- [GIVEN INSTRUCTION]:
The exercise asks for every line of the data to be reproduced exactly.

- [Rows from a figure dataset]:

______

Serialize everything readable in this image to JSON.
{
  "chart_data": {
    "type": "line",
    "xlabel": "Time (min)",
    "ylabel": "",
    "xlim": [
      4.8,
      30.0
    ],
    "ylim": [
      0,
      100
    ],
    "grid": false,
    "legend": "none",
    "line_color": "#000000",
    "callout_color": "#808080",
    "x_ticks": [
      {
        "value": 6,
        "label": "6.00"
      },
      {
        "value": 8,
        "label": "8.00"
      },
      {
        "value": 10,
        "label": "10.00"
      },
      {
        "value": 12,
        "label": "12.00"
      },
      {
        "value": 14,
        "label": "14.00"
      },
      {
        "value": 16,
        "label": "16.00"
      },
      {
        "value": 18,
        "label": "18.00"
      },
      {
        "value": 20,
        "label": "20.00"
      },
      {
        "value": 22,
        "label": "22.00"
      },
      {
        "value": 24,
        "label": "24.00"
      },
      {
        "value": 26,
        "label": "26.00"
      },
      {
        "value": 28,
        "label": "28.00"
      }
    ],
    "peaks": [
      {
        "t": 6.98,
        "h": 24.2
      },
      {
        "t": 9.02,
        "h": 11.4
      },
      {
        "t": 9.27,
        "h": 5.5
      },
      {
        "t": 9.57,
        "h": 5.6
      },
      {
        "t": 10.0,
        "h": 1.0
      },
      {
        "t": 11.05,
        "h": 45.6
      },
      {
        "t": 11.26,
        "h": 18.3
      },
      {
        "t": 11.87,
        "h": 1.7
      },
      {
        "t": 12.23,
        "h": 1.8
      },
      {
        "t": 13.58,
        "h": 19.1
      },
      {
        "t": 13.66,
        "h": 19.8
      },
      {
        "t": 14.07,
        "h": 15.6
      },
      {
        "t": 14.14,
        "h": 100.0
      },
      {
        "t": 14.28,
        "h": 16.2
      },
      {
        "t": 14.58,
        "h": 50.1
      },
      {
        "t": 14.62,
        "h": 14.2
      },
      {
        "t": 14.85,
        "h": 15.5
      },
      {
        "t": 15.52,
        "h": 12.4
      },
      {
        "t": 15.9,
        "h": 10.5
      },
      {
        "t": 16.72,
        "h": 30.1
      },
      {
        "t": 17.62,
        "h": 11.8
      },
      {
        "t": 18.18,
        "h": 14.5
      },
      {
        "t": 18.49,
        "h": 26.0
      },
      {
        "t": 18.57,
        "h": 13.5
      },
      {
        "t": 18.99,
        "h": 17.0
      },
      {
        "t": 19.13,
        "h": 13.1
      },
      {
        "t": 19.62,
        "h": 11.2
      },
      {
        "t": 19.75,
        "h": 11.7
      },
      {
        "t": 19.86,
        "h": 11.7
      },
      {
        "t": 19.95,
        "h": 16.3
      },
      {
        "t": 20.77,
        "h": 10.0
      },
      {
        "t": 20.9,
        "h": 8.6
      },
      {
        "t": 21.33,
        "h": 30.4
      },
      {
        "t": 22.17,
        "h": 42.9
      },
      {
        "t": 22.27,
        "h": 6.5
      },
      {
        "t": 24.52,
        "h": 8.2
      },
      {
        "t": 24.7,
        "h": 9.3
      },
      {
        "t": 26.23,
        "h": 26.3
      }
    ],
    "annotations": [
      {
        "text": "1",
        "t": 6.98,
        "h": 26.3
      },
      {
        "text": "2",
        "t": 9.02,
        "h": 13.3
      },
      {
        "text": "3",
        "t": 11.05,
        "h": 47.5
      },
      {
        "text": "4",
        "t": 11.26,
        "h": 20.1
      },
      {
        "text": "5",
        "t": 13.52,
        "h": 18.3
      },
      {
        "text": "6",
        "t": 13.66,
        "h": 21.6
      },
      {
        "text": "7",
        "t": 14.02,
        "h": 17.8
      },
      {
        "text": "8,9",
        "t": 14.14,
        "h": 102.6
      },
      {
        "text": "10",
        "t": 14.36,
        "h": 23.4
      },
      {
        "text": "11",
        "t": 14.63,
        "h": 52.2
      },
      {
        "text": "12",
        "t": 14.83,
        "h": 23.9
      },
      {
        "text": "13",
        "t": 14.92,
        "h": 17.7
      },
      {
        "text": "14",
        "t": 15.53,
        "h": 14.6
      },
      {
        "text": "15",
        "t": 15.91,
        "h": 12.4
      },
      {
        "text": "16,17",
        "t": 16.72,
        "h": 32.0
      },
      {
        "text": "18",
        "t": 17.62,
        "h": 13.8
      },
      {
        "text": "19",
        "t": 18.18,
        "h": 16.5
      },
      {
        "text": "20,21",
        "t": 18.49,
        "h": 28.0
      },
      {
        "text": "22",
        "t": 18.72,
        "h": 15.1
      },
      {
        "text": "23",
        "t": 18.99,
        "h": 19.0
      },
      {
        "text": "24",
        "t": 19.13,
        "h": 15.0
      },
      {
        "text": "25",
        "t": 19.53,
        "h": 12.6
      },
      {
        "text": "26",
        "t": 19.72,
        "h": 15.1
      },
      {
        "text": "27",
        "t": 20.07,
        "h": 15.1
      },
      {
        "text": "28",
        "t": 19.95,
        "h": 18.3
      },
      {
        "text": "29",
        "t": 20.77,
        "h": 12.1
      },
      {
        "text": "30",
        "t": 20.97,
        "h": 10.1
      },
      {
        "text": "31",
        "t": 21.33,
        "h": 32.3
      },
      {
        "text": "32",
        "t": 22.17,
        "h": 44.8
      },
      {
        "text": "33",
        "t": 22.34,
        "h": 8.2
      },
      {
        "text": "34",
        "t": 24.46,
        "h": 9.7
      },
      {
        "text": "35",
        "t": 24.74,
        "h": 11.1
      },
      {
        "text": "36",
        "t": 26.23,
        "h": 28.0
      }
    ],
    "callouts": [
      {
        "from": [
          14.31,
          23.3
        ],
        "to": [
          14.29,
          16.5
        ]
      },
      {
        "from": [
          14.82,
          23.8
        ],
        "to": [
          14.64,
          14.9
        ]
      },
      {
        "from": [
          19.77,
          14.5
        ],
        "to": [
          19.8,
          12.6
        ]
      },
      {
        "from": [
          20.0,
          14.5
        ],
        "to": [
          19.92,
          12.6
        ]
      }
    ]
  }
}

______

- [WRITTEN RESPONSE]:
Serialize everything readable in this image to JSON.
{
  "chart_data": {
    "type": "line",
    "xlabel": "Time (min)",
    "ylabel": "",
    "xlim": [
      4.8,
      30.0
    ],
    "ylim": [
      0,
      100
    ],
    "grid": false,
    "legend": "none",
    "line_color": "#000000",
    "callout_color": "#808080",
    "x_ticks": [
      {
        "value": 6,
        "label": "6.00"
      },
      {
        "value": 8,
        "label": "8.00"
      },
      {
        "value": 10,
        "label": "10.00"
      },
      {
        "value": 12,
        "label": "12.00"
      },
      {
        "value": 14,
        "label": "14.00"
      },
      {
        "value": 16,
        "label": "16.00"
      },
      {
        "value": 18,
        "label": "18.00"
      },
      {
        "value": 20,
        "label": "20.00"
      },
      {
        "value": 22,
        "label": "22.00"
      },
      {
        "value": 24,
        "label": "24.00"
      },
      {
        "value": 26,
        "label": "26.00"
      },
      {
        "value": 28,
        "label": "28.00"
      }
    ],
    "peaks": [
      {
        "t": 6.98,
        "h": 24.2
      },
      {
        "t": 9.02,
        "h": 11.4
      },
      {
        "t": 9.27,
        "h": 5.5
      },
      {
        "t": 9.57,
        "h": 5.6
      },
      {
        "t": 10.0,
        "h": 1.0
      },
      {
        "t": 11.05,
        "h": 45.6
      },
      {
        "t": 11.26,
        "h": 18.3
      },
      {
        "t": 11.87,
        "h": 1.7
      },
      {
        "t": 12.23,
        "h": 1.8
      },
      {
        "t": 13.58,
        "h": 19.1
      },
      {
        "t": 13.66,
        "h": 19.8
      },
      {
        "t": 14.07,
        "h": 15.6
      },
      {
        "t": 14.14,
        "h": 100.0
      },
      {
        "t": 14.28,
        "h": 16.2
      },
      {
        "t": 14.58,
        "h": 50.1
      },
      {
        "t": 14.62,
        "h": 14.2
      },
      {
        "t": 14.85,
        "h": 15.5
      },
      {
        "t": 15.52,
        "h": 12.4
      },
      {
        "t": 15.9,
        "h": 10.5
      },
      {
        "t": 16.72,
        "h": 30.1
      },
      {
        "t": 17.62,
        "h": 11.8
      },
      {
        "t": 18.18,
        "h": 14.5
      },
      {
        "t": 18.49,
        "h": 26.0
      },
      {
        "t": 18.57,
        "h": 13.5
      },
      {
        "t": 18.99,
        "h": 17.0
      },
      {
        "t": 19.13,
        "h": 13.1
      },
      {
        "t": 19.62,
        "h": 11.2
      },
      {
        "t": 19.75,
        "h": 11.7
      },
      {
        "t": 19.86,
        "h": 11.7
      },
      {
        "t": 19.95,
        "h": 16.3
      },
      {
        "t": 20.77,
        "h": 10.0
      },
      {
        "t": 20.9,
        "h": 8.6
      },
      {
        "t": 21.33,
        "h": 30.4
      },
      {
        "t": 22.17,
        "h": 42.9
      },
      {
        "t": 22.27,
        "h": 6.5
      },
      {
        "t": 24.52,
        "h": 8.2
      },
      {
        "t": 24.7,
        "h": 9.3
      },
      {
        "t": 26.23,
        "h": 26.3
      }
    ],
    "annotations": [
      {
        "text": "1",
        "t": 6.98,
        "h": 26.3
      },
      {
        "text": "2",
        "t": 9.02,
        "h": 13.3
      },
      {
        "text": "3",
        "t": 11.05,
        "h": 47.5
      },
      {
        "text": "4",
        "t": 11.26,
        "h": 20.1
      },
      {
        "text": "5",
        "t": 13.52,
        "h": 18.3
      },
      {
        "text": "6",
        "t": 13.66,
        "h": 21.6
      },
      {
        "text": "7",
        "t": 14.02,
        "h": 17.8
      },
      {
        "text": "8,9",
        "t": 14.14,
        "h": 102.6
      },
      {
        "text": "10",
        "t": 14.36,
        "h": 23.4
      },
      {
        "text": "11",
        "t": 14.63,
        "h": 52.2
      },
      {
        "text": "12",
        "t": 14.83,
        "h": 23.9
      },
      {
        "text": "13",
        "t": 14.92,
        "h": 17.7
      },
      {
        "text": "14",
        "t": 15.53,
        "h": 14.6
      },
      {
        "text": "15",
        "t": 15.91,
        "h": 12.4
      },
      {
        "text": "16,17",
        "t": 16.72,
        "h": 32.0
      },
      {
        "text": "18",
        "t": 17.62,
        "h": 13.8
      },
      {
        "text": "19",
        "t": 18.18,
        "h": 16.5
      },
      {
        "text": "20,21",
        "t": 18.49,
        "h": 28.0
      },
      {
        "text": "22",
        "t": 18.72,
        "h": 15.1
      },
      {
        "text": "23",
        "t": 18.99,
        "h": 19.0
      },
      {
        "text": "24",
        "t": 19.13,
        "h": 15.0
      },
      {
        "text": "25",
        "t": 19.53,
        "h": 12.6
      },
      {
        "text": "26",
        "t": 19.72,
        "h": 15.1
      },
      {
        "text": "27",
        "t": 20.07,
        "h": 15.1
      },
      {
        "text": "28",
        "t": 19.95,
        "h": 18.3
      },
      {
        "text": "29",
        "t": 20.77,
        "h": 12.1
      },
      {
        "text": "30",
        "t": 20.97,
        "h": 10.1
      },
      {
        "text": "31",
        "t": 21.33,
        "h": 32.3
      },
      {
        "text": "32",
        "t": 22.17,
        "h": 44.8
      },
      {
        "text": "33",
        "t": 22.34,
        "h": 8.2
      },
      {
        "text": "34",
        "t": 24.46,
        "h": 9.7
      },
      {
        "text": "35",
        "t": 24.74,
        "h": 11.1
      },
      {
        "text": "36",
        "t": 26.23,
        "h": 28.0
      }
    ],
    "callouts": [
      {
        "from": [
          14.31,
          23.3
        ],
        "to": [
          14.29,
          16.5
        ]
      },
      {
        "from": [
          14.82,
          23.8
        ],
        "to": [
          14.64,
          14.9
        ]
      },
      {
        "from": [
          19.77,
          14.5
        ],
        "to": [
          19.8,
          12.6
        ]
      },
      {
        "from": [
          20.0,
          14.5
        ],
        "to": [
          19.92,
          12.6
        ]
      }
    ]
  }
}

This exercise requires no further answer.